## Objective:
Show all lines holding the string "right".
- - - - -
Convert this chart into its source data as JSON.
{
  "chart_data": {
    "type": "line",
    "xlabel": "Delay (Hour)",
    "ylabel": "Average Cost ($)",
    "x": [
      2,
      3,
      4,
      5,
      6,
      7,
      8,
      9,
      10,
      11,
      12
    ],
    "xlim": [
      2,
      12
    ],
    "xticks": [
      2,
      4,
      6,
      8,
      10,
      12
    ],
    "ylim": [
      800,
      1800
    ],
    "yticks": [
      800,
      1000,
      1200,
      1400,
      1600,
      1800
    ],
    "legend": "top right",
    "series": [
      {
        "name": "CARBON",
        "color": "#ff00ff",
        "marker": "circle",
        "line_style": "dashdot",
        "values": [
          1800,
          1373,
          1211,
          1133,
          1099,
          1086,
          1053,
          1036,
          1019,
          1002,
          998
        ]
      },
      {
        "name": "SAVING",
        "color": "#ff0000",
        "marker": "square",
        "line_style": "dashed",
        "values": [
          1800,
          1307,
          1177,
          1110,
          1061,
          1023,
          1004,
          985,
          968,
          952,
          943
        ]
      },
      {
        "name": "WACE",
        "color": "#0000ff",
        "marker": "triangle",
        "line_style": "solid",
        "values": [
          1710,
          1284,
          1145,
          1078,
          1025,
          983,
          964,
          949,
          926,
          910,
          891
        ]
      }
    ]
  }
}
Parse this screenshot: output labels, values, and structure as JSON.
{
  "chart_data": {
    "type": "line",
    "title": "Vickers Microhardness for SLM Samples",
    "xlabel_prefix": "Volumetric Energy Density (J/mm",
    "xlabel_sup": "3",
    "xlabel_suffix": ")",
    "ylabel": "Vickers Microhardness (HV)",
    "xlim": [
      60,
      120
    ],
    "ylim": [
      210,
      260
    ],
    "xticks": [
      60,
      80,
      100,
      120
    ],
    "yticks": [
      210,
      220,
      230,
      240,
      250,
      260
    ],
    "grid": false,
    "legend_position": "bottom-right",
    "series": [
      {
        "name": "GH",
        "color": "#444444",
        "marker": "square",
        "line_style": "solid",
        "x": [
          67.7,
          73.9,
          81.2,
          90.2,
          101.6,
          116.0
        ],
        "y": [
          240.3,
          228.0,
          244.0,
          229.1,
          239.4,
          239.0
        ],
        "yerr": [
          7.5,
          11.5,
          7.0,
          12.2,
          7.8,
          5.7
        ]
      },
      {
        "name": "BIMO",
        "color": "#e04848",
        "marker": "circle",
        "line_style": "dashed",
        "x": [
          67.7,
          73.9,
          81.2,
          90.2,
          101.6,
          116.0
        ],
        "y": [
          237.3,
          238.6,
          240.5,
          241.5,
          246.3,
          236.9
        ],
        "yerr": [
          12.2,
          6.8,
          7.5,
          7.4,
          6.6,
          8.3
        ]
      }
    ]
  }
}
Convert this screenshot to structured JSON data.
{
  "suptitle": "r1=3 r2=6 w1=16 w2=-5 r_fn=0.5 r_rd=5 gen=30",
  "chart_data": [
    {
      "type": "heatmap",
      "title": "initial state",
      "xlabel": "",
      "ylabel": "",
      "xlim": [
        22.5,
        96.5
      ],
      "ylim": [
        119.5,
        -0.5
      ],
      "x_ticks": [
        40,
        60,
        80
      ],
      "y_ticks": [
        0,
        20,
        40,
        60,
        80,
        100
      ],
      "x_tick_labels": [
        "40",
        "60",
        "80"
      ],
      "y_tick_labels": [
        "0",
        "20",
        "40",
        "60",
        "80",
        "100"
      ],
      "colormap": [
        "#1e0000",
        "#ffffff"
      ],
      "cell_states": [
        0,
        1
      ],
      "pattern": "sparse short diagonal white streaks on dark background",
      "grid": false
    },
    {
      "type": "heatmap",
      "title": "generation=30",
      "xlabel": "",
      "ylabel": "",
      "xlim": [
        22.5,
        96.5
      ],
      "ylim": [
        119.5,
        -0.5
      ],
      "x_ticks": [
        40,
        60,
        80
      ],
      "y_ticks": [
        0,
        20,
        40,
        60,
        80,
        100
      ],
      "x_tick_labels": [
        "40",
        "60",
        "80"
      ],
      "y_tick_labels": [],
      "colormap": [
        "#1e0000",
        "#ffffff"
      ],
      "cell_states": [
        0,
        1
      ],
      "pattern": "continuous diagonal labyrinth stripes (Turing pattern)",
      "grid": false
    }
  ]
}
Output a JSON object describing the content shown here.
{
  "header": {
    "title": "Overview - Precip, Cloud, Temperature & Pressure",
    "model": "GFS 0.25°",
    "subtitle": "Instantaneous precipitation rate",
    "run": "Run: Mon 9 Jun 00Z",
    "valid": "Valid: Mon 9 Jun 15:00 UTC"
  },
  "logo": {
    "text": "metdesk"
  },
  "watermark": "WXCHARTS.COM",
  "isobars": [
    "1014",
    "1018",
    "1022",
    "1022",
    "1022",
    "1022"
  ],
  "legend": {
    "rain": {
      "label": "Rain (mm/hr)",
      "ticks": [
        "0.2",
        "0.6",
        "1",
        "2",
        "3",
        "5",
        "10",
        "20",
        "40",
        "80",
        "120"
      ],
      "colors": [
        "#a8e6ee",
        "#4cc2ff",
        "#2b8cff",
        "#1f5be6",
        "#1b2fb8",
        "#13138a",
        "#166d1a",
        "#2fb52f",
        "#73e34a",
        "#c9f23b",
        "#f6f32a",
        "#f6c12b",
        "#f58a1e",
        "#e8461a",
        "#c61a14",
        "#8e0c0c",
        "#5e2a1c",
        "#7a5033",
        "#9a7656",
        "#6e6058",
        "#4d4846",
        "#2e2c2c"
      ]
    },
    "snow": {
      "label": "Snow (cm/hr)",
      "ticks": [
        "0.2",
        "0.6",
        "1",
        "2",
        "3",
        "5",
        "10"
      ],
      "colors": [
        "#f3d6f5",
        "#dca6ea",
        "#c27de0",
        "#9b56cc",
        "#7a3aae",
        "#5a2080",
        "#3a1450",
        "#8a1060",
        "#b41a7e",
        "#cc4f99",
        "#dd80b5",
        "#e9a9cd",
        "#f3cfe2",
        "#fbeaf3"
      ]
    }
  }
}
- - - - -
## Expected answer:
    "legend": "top right",
    "legend_position": "bottom-right",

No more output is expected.